● **Exercise material**
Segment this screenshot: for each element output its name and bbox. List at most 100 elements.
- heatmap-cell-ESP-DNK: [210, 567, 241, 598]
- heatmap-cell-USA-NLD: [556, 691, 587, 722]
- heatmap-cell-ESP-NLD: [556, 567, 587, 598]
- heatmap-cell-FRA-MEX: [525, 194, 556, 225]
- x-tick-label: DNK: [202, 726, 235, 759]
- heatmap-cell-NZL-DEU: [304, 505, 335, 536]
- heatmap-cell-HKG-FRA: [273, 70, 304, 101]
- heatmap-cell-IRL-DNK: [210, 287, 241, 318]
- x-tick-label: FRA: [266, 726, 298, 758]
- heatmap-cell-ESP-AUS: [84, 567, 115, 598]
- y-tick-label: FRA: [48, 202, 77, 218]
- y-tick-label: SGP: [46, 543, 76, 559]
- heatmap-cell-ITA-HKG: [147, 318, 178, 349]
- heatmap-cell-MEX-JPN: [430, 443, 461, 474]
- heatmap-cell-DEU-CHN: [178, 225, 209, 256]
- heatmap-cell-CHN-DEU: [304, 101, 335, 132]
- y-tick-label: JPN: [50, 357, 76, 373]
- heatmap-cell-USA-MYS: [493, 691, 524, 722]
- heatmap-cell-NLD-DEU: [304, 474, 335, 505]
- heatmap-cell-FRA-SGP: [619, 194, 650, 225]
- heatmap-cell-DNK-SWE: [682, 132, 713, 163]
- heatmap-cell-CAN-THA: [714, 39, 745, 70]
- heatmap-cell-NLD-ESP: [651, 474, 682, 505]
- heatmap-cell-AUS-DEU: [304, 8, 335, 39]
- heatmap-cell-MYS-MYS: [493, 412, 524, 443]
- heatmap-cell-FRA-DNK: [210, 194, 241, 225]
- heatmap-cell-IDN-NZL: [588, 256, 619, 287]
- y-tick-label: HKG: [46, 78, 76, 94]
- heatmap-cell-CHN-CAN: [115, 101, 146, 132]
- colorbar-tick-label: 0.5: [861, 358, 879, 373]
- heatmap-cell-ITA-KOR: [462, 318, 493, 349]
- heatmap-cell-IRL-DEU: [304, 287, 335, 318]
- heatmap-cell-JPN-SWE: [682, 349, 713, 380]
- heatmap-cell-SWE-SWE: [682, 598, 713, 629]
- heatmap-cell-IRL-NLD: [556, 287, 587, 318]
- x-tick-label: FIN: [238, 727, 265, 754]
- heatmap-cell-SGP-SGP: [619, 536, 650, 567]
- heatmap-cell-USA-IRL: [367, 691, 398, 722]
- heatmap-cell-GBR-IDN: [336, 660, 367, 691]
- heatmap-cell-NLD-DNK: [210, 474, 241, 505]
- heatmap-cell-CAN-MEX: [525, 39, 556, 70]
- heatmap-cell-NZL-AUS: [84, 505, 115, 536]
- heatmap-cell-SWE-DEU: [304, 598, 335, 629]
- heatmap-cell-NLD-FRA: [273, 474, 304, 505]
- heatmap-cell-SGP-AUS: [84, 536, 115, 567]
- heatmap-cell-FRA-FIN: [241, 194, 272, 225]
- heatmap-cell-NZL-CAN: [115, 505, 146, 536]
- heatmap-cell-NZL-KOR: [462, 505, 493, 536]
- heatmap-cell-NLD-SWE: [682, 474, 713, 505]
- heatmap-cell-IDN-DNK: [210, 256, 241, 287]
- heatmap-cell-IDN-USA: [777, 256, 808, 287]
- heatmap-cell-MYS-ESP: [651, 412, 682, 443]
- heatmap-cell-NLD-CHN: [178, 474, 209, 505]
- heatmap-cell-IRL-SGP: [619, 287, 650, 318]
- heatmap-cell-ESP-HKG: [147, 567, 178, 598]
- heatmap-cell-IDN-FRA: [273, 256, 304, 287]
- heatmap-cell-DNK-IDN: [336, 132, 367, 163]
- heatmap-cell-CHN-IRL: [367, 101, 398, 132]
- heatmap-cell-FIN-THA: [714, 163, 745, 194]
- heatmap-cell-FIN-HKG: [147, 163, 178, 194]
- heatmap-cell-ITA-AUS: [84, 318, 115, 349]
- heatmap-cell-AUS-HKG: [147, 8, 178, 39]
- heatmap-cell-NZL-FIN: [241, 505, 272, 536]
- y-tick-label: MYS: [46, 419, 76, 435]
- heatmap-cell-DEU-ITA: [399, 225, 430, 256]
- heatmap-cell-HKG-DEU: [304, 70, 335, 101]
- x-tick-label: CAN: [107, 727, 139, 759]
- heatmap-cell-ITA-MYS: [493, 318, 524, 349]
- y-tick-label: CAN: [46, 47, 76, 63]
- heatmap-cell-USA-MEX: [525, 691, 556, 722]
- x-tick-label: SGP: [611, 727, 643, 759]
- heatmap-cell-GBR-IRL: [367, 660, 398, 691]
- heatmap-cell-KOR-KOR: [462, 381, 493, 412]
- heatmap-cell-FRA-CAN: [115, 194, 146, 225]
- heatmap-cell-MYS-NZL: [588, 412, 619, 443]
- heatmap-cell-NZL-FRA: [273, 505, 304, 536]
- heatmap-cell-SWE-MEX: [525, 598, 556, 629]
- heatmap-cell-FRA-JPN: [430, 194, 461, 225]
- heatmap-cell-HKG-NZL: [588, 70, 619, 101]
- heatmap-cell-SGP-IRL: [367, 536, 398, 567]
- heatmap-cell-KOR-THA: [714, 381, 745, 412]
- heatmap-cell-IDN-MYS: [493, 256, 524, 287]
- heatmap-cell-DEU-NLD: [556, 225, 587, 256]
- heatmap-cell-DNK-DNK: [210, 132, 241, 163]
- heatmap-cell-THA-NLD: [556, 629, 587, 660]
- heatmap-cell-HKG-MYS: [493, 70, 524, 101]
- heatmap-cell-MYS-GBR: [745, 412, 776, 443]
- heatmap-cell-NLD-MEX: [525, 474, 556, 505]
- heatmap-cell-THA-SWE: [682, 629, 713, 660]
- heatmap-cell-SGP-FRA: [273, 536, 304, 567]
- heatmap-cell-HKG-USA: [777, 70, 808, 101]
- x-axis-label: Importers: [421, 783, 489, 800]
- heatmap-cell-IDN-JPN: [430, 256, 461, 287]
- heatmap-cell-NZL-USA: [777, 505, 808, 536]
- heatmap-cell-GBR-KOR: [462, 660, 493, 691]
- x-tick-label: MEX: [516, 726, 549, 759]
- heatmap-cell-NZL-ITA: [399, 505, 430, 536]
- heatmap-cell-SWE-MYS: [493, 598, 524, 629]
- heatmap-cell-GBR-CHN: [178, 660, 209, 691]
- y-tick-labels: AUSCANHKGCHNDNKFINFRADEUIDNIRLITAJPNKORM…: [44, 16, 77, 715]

● **Task description**
Recast every line of the data above as a numbered list, and omit any blank lines.

● **The completed task**
1. Segment this screenshot: for each element output its name and bbox. List at most 100 elements.
2. - heatmap-cell-ESP-DNK: [210, 567, 241, 598]
3. - heatmap-cell-USA-NLD: [556, 691, 587, 722]
4. - heatmap-cell-ESP-NLD: [556, 567, 587, 598]
5. - heatmap-cell-FRA-MEX: [525, 194, 556, 225]
6. - x-tick-label: DNK: [202, 726, 235, 759]
7. - heatmap-cell-NZL-DEU: [304, 505, 335, 536]
8. - heatmap-cell-HKG-FRA: [273, 70, 304, 101]
9. - heatmap-cell-IRL-DNK: [210, 287, 241, 318]
10. - x-tick-label: FRA: [266, 726, 298, 758]
11. - heatmap-cell-ESP-AUS: [84, 567, 115, 598]
12. - y-tick-label: FRA: [48, 202, 77, 218]
13. - y-tick-label: SGP: [46, 543, 76, 559]
14. - heatmap-cell-ITA-HKG: [147, 318, 178, 349]
15. - heatmap-cell-MEX-JPN: [430, 443, 461, 474]
16. - heatmap-cell-DEU-CHN: [178, 225, 209, 256]
17. - heatmap-cell-CHN-DEU: [304, 101, 335, 132]
18. - y-tick-label: JPN: [50, 357, 76, 373]
19. - heatmap-cell-USA-MYS: [493, 691, 524, 722]
20. - heatmap-cell-NLD-DEU: [304, 474, 335, 505]
21. - heatmap-cell-FRA-SGP: [619, 194, 650, 225]
22. - heatmap-cell-DNK-SWE: [682, 132, 713, 163]
23. - heatmap-cell-CAN-THA: [714, 39, 745, 70]
24. - heatmap-cell-NLD-ESP: [651, 474, 682, 505]
25. - heatmap-cell-AUS-DEU: [304, 8, 335, 39]
26. - heatmap-cell-MYS-MYS: [493, 412, 524, 443]
27. - heatmap-cell-FRA-DNK: [210, 194, 241, 225]
28. - heatmap-cell-IDN-NZL: [588, 256, 619, 287]
29. - y-tick-label: HKG: [46, 78, 76, 94]
30. - heatmap-cell-CHN-CAN: [115, 101, 146, 132]
31. - colorbar-tick-label: 0.5: [861, 358, 879, 373]
32. - heatmap-cell-ITA-KOR: [462, 318, 493, 349]
33. - heatmap-cell-IRL-DEU: [304, 287, 335, 318]
34. - heatmap-cell-JPN-SWE: [682, 349, 713, 380]
35. - heatmap-cell-SWE-SWE: [682, 598, 713, 629]
36. - heatmap-cell-IRL-NLD: [556, 287, 587, 318]
37. - x-tick-label: FIN: [238, 727, 265, 754]
38. - heatmap-cell-SGP-SGP: [619, 536, 650, 567]
39. - heatmap-cell-USA-IRL: [367, 691, 398, 722]
40. - heatmap-cell-GBR-IDN: [336, 660, 367, 691]
41. - heatmap-cell-NLD-DNK: [210, 474, 241, 505]
42. - heatmap-cell-CAN-MEX: [525, 39, 556, 70]
43. - heatmap-cell-NZL-AUS: [84, 505, 115, 536]
44. - heatmap-cell-SWE-DEU: [304, 598, 335, 629]
45. - heatmap-cell-NLD-FRA: [273, 474, 304, 505]
46. - heatmap-cell-SGP-AUS: [84, 536, 115, 567]
47. - heatmap-cell-FRA-FIN: [241, 194, 272, 225]
48. - heatmap-cell-NZL-CAN: [115, 505, 146, 536]
49. - heatmap-cell-NZL-KOR: [462, 505, 493, 536]
50. - heatmap-cell-NLD-SWE: [682, 474, 713, 505]
51. - heatmap-cell-IDN-DNK: [210, 256, 241, 287]
52. - heatmap-cell-IDN-USA: [777, 256, 808, 287]
53. - heatmap-cell-MYS-ESP: [651, 412, 682, 443]
54. - heatmap-cell-NLD-CHN: [178, 474, 209, 505]
55. - heatmap-cell-IRL-SGP: [619, 287, 650, 318]
56. - heatmap-cell-ESP-HKG: [147, 567, 178, 598]
57. - heatmap-cell-IDN-FRA: [273, 256, 304, 287]
58. - heatmap-cell-DNK-IDN: [336, 132, 367, 163]
59. - heatmap-cell-CHN-IRL: [367, 101, 398, 132]
60. - heatmap-cell-FIN-THA: [714, 163, 745, 194]
61. - heatmap-cell-FIN-HKG: [147, 163, 178, 194]
62. - heatmap-cell-ITA-AUS: [84, 318, 115, 349]
63. - heatmap-cell-AUS-HKG: [147, 8, 178, 39]
64. - heatmap-cell-NZL-FIN: [241, 505, 272, 536]
65. - y-tick-label: MYS: [46, 419, 76, 435]
66. - heatmap-cell-DEU-ITA: [399, 225, 430, 256]
67. - heatmap-cell-HKG-DEU: [304, 70, 335, 101]
68. - x-tick-label: CAN: [107, 727, 139, 759]
69. - heatmap-cell-ITA-MYS: [493, 318, 524, 349]
70. - y-tick-label: CAN: [46, 47, 76, 63]
71. - heatmap-cell-USA-MEX: [525, 691, 556, 722]
72. - x-tick-label: SGP: [611, 727, 643, 759]
73. - heatmap-cell-GBR-IRL: [367, 660, 398, 691]
74. - heatmap-cell-KOR-KOR: [462, 381, 493, 412]
75. - heatmap-cell-FRA-CAN: [115, 194, 146, 225]
76. - heatmap-cell-MYS-NZL: [588, 412, 619, 443]
77. - heatmap-cell-NZL-FRA: [273, 505, 304, 536]
78. - heatmap-cell-SWE-MEX: [525, 598, 556, 629]
79. - heatmap-cell-FRA-JPN: [430, 194, 461, 225]
80. - heatmap-cell-HKG-NZL: [588, 70, 619, 101]
81. - heatmap-cell-SGP-IRL: [367, 536, 398, 567]
82. - heatmap-cell-KOR-THA: [714, 381, 745, 412]
83. - heatmap-cell-IDN-MYS: [493, 256, 524, 287]
84. - heatmap-cell-DEU-NLD: [556, 225, 587, 256]
85. - heatmap-cell-DNK-DNK: [210, 132, 241, 163]
86. - heatmap-cell-THA-NLD: [556, 629, 587, 660]
87. - heatmap-cell-HKG-MYS: [493, 70, 524, 101]
88. - heatmap-cell-MYS-GBR: [745, 412, 776, 443]
89. - heatmap-cell-NLD-MEX: [525, 474, 556, 505]
90. - heatmap-cell-THA-SWE: [682, 629, 713, 660]
91. - heatmap-cell-SGP-FRA: [273, 536, 304, 567]
92. - heatmap-cell-HKG-USA: [777, 70, 808, 101]
93. - x-axis-label: Importers: [421, 783, 489, 800]
94. - heatmap-cell-IDN-JPN: [430, 256, 461, 287]
95. - heatmap-cell-NZL-USA: [777, 505, 808, 536]
96. - heatmap-cell-GBR-KOR: [462, 660, 493, 691]
97. - x-tick-label: MEX: [516, 726, 549, 759]
98. - heatmap-cell-NZL-ITA: [399, 505, 430, 536]
99. - heatmap-cell-SWE-MYS: [493, 598, 524, 629]
100. - heatmap-cell-GBR-CHN: [178, 660, 209, 691]
101. - y-tick-labels: AUSCANHKGCHNDNKFINFRADEUIDNIRLITAJPNKORM…: [44, 16, 77, 715]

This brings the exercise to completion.